__What the exercise asks__: The records should be written out in full, with nothing altered.

Dataset listings of figures:
□ □ □
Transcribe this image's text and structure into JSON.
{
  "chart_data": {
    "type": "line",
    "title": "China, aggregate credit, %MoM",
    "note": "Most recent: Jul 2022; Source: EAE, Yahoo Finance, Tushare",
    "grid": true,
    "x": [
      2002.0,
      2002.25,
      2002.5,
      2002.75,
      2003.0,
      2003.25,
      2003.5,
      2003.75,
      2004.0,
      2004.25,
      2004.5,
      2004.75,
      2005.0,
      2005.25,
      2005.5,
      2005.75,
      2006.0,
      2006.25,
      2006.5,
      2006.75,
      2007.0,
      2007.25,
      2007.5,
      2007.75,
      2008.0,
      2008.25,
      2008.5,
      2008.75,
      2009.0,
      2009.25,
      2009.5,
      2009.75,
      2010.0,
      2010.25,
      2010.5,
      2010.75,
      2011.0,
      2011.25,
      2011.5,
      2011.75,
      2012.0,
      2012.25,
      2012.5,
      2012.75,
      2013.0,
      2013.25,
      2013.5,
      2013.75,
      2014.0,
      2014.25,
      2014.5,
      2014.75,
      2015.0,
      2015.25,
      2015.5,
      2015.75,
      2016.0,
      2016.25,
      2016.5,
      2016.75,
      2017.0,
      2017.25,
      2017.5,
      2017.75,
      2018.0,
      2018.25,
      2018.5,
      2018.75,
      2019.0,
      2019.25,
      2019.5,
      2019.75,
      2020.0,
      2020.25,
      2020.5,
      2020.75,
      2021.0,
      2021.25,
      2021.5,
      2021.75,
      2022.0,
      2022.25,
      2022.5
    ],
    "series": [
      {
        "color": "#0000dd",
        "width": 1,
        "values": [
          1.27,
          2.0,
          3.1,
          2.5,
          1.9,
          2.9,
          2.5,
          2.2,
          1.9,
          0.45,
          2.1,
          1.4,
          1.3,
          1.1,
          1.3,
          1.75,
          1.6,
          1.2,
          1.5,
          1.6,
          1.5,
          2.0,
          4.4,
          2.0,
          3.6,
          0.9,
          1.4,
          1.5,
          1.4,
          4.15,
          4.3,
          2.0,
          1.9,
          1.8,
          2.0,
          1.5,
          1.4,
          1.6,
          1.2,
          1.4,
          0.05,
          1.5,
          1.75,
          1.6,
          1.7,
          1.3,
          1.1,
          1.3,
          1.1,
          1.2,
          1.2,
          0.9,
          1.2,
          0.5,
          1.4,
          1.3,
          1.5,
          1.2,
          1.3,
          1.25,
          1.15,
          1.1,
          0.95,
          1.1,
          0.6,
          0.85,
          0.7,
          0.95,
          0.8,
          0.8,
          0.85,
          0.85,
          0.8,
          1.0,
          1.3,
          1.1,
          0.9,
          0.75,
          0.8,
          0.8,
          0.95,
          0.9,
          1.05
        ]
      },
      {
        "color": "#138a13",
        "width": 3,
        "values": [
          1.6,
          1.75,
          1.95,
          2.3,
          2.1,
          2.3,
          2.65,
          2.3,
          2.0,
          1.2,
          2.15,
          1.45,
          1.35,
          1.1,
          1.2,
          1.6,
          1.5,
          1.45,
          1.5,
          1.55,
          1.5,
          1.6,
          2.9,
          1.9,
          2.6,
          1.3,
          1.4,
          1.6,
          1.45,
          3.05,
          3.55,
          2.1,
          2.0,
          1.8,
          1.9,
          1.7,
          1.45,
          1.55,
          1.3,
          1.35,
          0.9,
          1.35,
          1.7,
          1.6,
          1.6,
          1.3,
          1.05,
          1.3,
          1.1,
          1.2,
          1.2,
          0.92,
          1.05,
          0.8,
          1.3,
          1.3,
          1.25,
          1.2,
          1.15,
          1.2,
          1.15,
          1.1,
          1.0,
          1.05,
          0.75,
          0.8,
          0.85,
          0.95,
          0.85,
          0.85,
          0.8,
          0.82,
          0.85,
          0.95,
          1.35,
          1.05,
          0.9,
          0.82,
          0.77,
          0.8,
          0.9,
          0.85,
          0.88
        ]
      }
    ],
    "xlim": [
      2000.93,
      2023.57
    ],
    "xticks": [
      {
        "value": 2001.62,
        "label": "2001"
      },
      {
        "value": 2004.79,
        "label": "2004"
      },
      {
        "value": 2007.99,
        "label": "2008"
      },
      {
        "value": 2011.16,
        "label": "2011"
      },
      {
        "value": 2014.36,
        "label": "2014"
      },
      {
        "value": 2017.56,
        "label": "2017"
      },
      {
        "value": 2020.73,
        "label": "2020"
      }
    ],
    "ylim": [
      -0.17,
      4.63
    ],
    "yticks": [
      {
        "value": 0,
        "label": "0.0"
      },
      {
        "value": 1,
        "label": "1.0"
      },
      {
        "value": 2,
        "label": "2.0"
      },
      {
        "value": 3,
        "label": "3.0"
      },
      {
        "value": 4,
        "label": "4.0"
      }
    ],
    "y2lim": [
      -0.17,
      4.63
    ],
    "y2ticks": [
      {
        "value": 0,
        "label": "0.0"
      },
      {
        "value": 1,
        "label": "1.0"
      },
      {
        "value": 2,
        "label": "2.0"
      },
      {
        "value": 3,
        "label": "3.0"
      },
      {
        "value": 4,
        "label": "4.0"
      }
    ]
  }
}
□ □ □
__Worked answer__:
Transcribe this image's text and structure into JSON.
{
  "chart_data": {
    "type": "line",
    "title": "China, aggregate credit, %MoM",
    "note": "Most recent: Jul 2022; Source: EAE, Yahoo Finance, Tushare",
    "grid": true,
    "x": [
      2002.0,
      2002.25,
      2002.5,
      2002.75,
      2003.0,
      2003.25,
      2003.5,
      2003.75,
      2004.0,
      2004.25,
      2004.5,
      2004.75,
      2005.0,
      2005.25,
      2005.5,
      2005.75,
      2006.0,
      2006.25,
      2006.5,
      2006.75,
      2007.0,
      2007.25,
      2007.5,
      2007.75,
      2008.0,
      2008.25,
      2008.5,
      2008.75,
      2009.0,
      2009.25,
      2009.5,
      2009.75,
      2010.0,
      2010.25,
      2010.5,
      2010.75,
      2011.0,
      2011.25,
      2011.5,
      2011.75,
      2012.0,
      2012.25,
      2012.5,
      2012.75,
      2013.0,
      2013.25,
      2013.5,
      2013.75,
      2014.0,
      2014.25,
      2014.5,
      2014.75,
      2015.0,
      2015.25,
      2015.5,
      2015.75,
      2016.0,
      2016.25,
      2016.5,
      2016.75,
      2017.0,
      2017.25,
      2017.5,
      2017.75,
      2018.0,
      2018.25,
      2018.5,
      2018.75,
      2019.0,
      2019.25,
      2019.5,
      2019.75,
      2020.0,
      2020.25,
      2020.5,
      2020.75,
      2021.0,
      2021.25,
      2021.5,
      2021.75,
      2022.0,
      2022.25,
      2022.5
    ],
    "series": [
      {
        "color": "#0000dd",
        "width": 1,
        "values": [
          1.27,
          2.0,
          3.1,
          2.5,
          1.9,
          2.9,
          2.5,
          2.2,
          1.9,
          0.45,
          2.1,
          1.4,
          1.3,
          1.1,
          1.3,
          1.75,
          1.6,
          1.2,
          1.5,
          1.6,
          1.5,
          2.0,
          4.4,
          2.0,
          3.6,
          0.9,
          1.4,
          1.5,
          1.4,
          4.15,
          4.3,
          2.0,
          1.9,
          1.8,
          2.0,
          1.5,
          1.4,
          1.6,
          1.2,
          1.4,
          0.05,
          1.5,
          1.75,
          1.6,
          1.7,
          1.3,
          1.1,
          1.3,
          1.1,
          1.2,
          1.2,
          0.9,
          1.2,
          0.5,
          1.4,
          1.3,
          1.5,
          1.2,
          1.3,
          1.25,
          1.15,
          1.1,
          0.95,
          1.1,
          0.6,
          0.85,
          0.7,
          0.95,
          0.8,
          0.8,
          0.85,
          0.85,
          0.8,
          1.0,
          1.3,
          1.1,
          0.9,
          0.75,
          0.8,
          0.8,
          0.95,
          0.9,
          1.05
        ]
      },
      {
        "color": "#138a13",
        "width": 3,
        "values": [
          1.6,
          1.75,
          1.95,
          2.3,
          2.1,
          2.3,
          2.65,
          2.3,
          2.0,
          1.2,
          2.15,
          1.45,
          1.35,
          1.1,
          1.2,
          1.6,
          1.5,
          1.45,
          1.5,
          1.55,
          1.5,
          1.6,
          2.9,
          1.9,
          2.6,
          1.3,
          1.4,
          1.6,
          1.45,
          3.05,
          3.55,
          2.1,
          2.0,
          1.8,
          1.9,
          1.7,
          1.45,
          1.55,
          1.3,
          1.35,
          0.9,
          1.35,
          1.7,
          1.6,
          1.6,
          1.3,
          1.05,
          1.3,
          1.1,
          1.2,
          1.2,
          0.92,
          1.05,
          0.8,
          1.3,
          1.3,
          1.25,
          1.2,
          1.15,
          1.2,
          1.15,
          1.1,
          1.0,
          1.05,
          0.75,
          0.8,
          0.85,
          0.95,
          0.85,
          0.85,
          0.8,
          0.82,
          0.85,
          0.95,
          1.35,
          1.05,
          0.9,
          0.82,
          0.77,
          0.8,
          0.9,
          0.85,
          0.88
        ]
      }
    ],
    "xlim": [
      2000.93,
      2023.57
    ],
    "xticks": [
      {
        "value": 2001.62,
        "label": "2001"
      },
      {
        "value": 2004.79,
        "label": "2004"
      },
      {
        "value": 2007.99,
        "label": "2008"
      },
      {
        "value": 2011.16,
        "label": "2011"
      },
      {
        "value": 2014.36,
        "label": "2014"
      },
      {
        "value": 2017.56,
        "label": "2017"
      },
      {
        "value": 2020.73,
        "label": "2020"
      }
    ],
    "ylim": [
      -0.17,
      4.63
    ],
    "yticks": [
      {
        "value": 0,
        "label": "0.0"
      },
      {
        "value": 1,
        "label": "1.0"
      },
      {
        "value": 2,
        "label": "2.0"
      },
      {
        "value": 3,
        "label": "3.0"
      },
      {
        "value": 4,
        "label": "4.0"
      }
    ],
    "y2lim": [
      -0.17,
      4.63
    ],
    "y2ticks": [
      {
        "value": 0,
        "label": "0.0"
      },
      {
        "value": 1,
        "label": "1.0"
      },
      {
        "value": 2,
        "label": "2.0"
      },
      {
        "value": 3,
        "label": "3.0"
      },
      {
        "value": 4,
        "label": "4.0"
      }
    ]
  }
}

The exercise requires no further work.